MATERIAL |
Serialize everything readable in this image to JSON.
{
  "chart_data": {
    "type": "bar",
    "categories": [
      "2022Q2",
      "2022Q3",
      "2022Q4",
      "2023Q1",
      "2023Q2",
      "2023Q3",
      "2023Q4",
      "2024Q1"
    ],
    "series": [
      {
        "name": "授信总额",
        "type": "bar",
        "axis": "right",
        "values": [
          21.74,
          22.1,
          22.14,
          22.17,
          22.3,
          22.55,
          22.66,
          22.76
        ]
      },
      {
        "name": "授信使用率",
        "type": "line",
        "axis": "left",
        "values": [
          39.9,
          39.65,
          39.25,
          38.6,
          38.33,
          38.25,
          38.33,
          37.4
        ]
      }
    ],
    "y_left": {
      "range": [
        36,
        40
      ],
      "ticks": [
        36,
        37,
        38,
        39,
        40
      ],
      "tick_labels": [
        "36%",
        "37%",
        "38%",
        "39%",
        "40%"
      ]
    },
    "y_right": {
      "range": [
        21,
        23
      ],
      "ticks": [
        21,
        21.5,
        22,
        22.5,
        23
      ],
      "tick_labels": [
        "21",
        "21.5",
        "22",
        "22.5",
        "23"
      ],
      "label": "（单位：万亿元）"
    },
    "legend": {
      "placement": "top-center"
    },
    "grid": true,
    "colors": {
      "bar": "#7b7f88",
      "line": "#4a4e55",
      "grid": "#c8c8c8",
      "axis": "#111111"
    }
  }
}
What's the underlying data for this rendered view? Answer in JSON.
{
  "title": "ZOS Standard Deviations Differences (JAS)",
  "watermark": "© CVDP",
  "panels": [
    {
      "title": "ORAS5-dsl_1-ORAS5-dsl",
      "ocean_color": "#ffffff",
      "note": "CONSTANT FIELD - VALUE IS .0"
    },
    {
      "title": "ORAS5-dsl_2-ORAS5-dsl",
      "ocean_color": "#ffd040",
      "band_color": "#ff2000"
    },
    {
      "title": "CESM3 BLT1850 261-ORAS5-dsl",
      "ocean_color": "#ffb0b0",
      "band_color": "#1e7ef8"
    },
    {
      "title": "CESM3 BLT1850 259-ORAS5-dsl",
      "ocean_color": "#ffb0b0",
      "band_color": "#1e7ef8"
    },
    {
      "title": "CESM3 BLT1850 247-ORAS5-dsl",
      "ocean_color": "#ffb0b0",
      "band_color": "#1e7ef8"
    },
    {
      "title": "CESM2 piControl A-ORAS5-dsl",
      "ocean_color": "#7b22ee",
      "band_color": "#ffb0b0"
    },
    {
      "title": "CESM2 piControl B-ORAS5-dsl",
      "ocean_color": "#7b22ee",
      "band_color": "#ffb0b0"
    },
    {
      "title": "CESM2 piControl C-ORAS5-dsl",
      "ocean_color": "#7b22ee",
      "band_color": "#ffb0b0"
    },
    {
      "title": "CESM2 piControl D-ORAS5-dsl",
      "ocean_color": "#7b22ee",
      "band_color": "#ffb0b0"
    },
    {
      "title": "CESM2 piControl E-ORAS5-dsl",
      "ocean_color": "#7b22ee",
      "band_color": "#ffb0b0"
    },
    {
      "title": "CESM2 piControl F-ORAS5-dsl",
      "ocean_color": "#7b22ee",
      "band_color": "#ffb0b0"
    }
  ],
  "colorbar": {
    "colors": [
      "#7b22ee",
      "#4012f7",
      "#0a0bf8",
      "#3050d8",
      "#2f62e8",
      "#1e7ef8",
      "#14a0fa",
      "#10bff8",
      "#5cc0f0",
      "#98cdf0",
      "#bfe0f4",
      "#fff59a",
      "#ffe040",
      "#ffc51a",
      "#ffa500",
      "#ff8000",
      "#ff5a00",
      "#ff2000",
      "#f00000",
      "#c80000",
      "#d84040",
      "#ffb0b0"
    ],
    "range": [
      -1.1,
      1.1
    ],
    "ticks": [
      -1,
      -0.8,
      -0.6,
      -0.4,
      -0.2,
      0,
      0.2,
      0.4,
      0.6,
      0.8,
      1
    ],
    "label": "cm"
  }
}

WORK INSTRUCTIONS |
Using the material above, print every entry exactly as written.

RESULT OF THE TASK |
Serialize everything readable in this image to JSON.
{
  "chart_data": {
    "type": "bar",
    "categories": [
      "2022Q2",
      "2022Q3",
      "2022Q4",
      "2023Q1",
      "2023Q2",
      "2023Q3",
      "2023Q4",
      "2024Q1"
    ],
    "series": [
      {
        "name": "授信总额",
        "type": "bar",
        "axis": "right",
        "values": [
          21.74,
          22.1,
          22.14,
          22.17,
          22.3,
          22.55,
          22.66,
          22.76
        ]
      },
      {
        "name": "授信使用率",
        "type": "line",
        "axis": "left",
        "values": [
          39.9,
          39.65,
          39.25,
          38.6,
          38.33,
          38.25,
          38.33,
          37.4
        ]
      }
    ],
    "y_left": {
      "range": [
        36,
        40
      ],
      "ticks": [
        36,
        37,
        38,
        39,
        40
      ],
      "tick_labels": [
        "36%",
        "37%",
        "38%",
        "39%",
        "40%"
      ]
    },
    "y_right": {
      "range": [
        21,
        23
      ],
      "ticks": [
        21,
        21.5,
        22,
        22.5,
        23
      ],
      "tick_labels": [
        "21",
        "21.5",
        "22",
        "22.5",
        "23"
      ],
      "label": "（单位：万亿元）"
    },
    "legend": {
      "placement": "top-center"
    },
    "grid": true,
    "colors": {
      "bar": "#7b7f88",
      "line": "#4a4e55",
      "grid": "#c8c8c8",
      "axis": "#111111"
    }
  }
}
What's the underlying data for this rendered view? Answer in JSON.
{
  "title": "ZOS Standard Deviations Differences (JAS)",
  "watermark": "© CVDP",
  "panels": [
    {
      "title": "ORAS5-dsl_1-ORAS5-dsl",
      "ocean_color": "#ffffff",
      "note": "CONSTANT FIELD - VALUE IS .0"
    },
    {
      "title": "ORAS5-dsl_2-ORAS5-dsl",
      "ocean_color": "#ffd040",
      "band_color": "#ff2000"
    },
    {
      "title": "CESM3 BLT1850 261-ORAS5-dsl",
      "ocean_color": "#ffb0b0",
      "band_color": "#1e7ef8"
    },
    {
      "title": "CESM3 BLT1850 259-ORAS5-dsl",
      "ocean_color": "#ffb0b0",
      "band_color": "#1e7ef8"
    },
    {
      "title": "CESM3 BLT1850 247-ORAS5-dsl",
      "ocean_color": "#ffb0b0",
      "band_color": "#1e7ef8"
    },
    {
      "title": "CESM2 piControl A-ORAS5-dsl",
      "ocean_color": "#7b22ee",
      "band_color": "#ffb0b0"
    },
    {
      "title": "CESM2 piControl B-ORAS5-dsl",
      "ocean_color": "#7b22ee",
      "band_color": "#ffb0b0"
    },
    {
      "title": "CESM2 piControl C-ORAS5-dsl",
      "ocean_color": "#7b22ee",
      "band_color": "#ffb0b0"
    },
    {
      "title": "CESM2 piControl D-ORAS5-dsl",
      "ocean_color": "#7b22ee",
      "band_color": "#ffb0b0"
    },
    {
      "title": "CESM2 piControl E-ORAS5-dsl",
      "ocean_color": "#7b22ee",
      "band_color": "#ffb0b0"
    },
    {
      "title": "CESM2 piControl F-ORAS5-dsl",
      "ocean_color": "#7b22ee",
      "band_color": "#ffb0b0"
    }
  ],
  "colorbar": {
    "colors": [
      "#7b22ee",
      "#4012f7",
      "#0a0bf8",
      "#3050d8",
      "#2f62e8",
      "#1e7ef8",
      "#14a0fa",
      "#10bff8",
      "#5cc0f0",
      "#98cdf0",
      "#bfe0f4",
      "#fff59a",
      "#ffe040",
      "#ffc51a",
      "#ffa500",
      "#ff8000",
      "#ff5a00",
      "#ff2000",
      "#f00000",
      "#c80000",
      "#d84040",
      "#ffb0b0"
    ],
    "range": [
      -1.1,
      1.1
    ],
    "ticks": [
      -1,
      -0.8,
      -0.6,
      -0.4,
      -0.2,
      0,
      0.2,
      0.4,
      0.6,
      0.8,
      1
    ],
    "label": "cm"
  }
}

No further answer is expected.